WHAT THIS TASK INVOLVES
All records are to be retyped faithfully and completely.

[Stored records]
* * * * * * *

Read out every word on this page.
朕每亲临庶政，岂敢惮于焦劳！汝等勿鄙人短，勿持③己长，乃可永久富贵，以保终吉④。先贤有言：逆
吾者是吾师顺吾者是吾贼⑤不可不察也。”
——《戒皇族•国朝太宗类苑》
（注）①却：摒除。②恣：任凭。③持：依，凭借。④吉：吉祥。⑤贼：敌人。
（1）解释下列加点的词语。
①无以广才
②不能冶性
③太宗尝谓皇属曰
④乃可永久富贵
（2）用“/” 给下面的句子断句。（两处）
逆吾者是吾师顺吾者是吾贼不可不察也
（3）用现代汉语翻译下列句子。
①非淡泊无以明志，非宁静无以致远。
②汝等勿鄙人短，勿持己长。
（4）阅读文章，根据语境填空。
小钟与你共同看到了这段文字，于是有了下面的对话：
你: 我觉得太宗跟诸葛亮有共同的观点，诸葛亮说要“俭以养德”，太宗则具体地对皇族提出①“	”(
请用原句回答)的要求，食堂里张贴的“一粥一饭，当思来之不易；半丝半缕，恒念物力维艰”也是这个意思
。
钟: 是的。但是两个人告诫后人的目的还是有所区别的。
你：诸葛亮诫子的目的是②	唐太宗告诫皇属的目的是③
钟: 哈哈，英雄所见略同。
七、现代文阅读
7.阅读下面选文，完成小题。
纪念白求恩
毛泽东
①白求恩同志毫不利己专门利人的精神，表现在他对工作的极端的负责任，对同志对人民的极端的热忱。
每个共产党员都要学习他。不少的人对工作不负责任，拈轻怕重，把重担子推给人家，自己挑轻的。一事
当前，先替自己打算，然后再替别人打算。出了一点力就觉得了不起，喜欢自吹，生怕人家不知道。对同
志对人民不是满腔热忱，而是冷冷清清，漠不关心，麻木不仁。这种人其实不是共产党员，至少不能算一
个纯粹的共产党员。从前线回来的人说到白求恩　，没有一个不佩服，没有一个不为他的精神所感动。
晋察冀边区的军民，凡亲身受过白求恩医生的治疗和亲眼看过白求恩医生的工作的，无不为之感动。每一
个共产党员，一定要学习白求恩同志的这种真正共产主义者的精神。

* * * * * * *

FINAL RESULT
Read out every word on this page.
朕每亲临庶政，岂敢惮于焦劳！汝等勿鄙人短，勿持③己长，乃可永久富贵，以保终吉④。先贤有言：逆
吾者是吾师顺吾者是吾贼⑤不可不察也。”
——《戒皇族•国朝太宗类苑》
（注）①却：摒除。②恣：任凭。③持：依，凭借。④吉：吉祥。⑤贼：敌人。
（1）解释下列加点的词语。
①无以广才
②不能冶性
③太宗尝谓皇属曰
④乃可永久富贵
（2）用“/” 给下面的句子断句。（两处）
逆吾者是吾师顺吾者是吾贼不可不察也
（3）用现代汉语翻译下列句子。
①非淡泊无以明志，非宁静无以致远。
②汝等勿鄙人短，勿持己长。
（4）阅读文章，根据语境填空。
小钟与你共同看到了这段文字，于是有了下面的对话：
你: 我觉得太宗跟诸葛亮有共同的观点，诸葛亮说要“俭以养德”，太宗则具体地对皇族提出①“	”(
请用原句回答)的要求，食堂里张贴的“一粥一饭，当思来之不易；半丝半缕，恒念物力维艰”也是这个意思
。
钟: 是的。但是两个人告诫后人的目的还是有所区别的。
你：诸葛亮诫子的目的是②	唐太宗告诫皇属的目的是③
钟: 哈哈，英雄所见略同。
七、现代文阅读
7.阅读下面选文，完成小题。
纪念白求恩
毛泽东
①白求恩同志毫不利己专门利人的精神，表现在他对工作的极端的负责任，对同志对人民的极端的热忱。
每个共产党员都要学习他。不少的人对工作不负责任，拈轻怕重，把重担子推给人家，自己挑轻的。一事
当前，先替自己打算，然后再替别人打算。出了一点力就觉得了不起，喜欢自吹，生怕人家不知道。对同
志对人民不是满腔热忱，而是冷冷清清，漠不关心，麻木不仁。这种人其实不是共产党员，至少不能算一
个纯粹的共产党员。从前线回来的人说到白求恩　，没有一个不佩服，没有一个不为他的精神所感动。
晋察冀边区的军民，凡亲身受过白求恩医生的治疗和亲眼看过白求恩医生的工作的，无不为之感动。每一
个共产党员，一定要学习白求恩同志的这种真正共产主义者的精神。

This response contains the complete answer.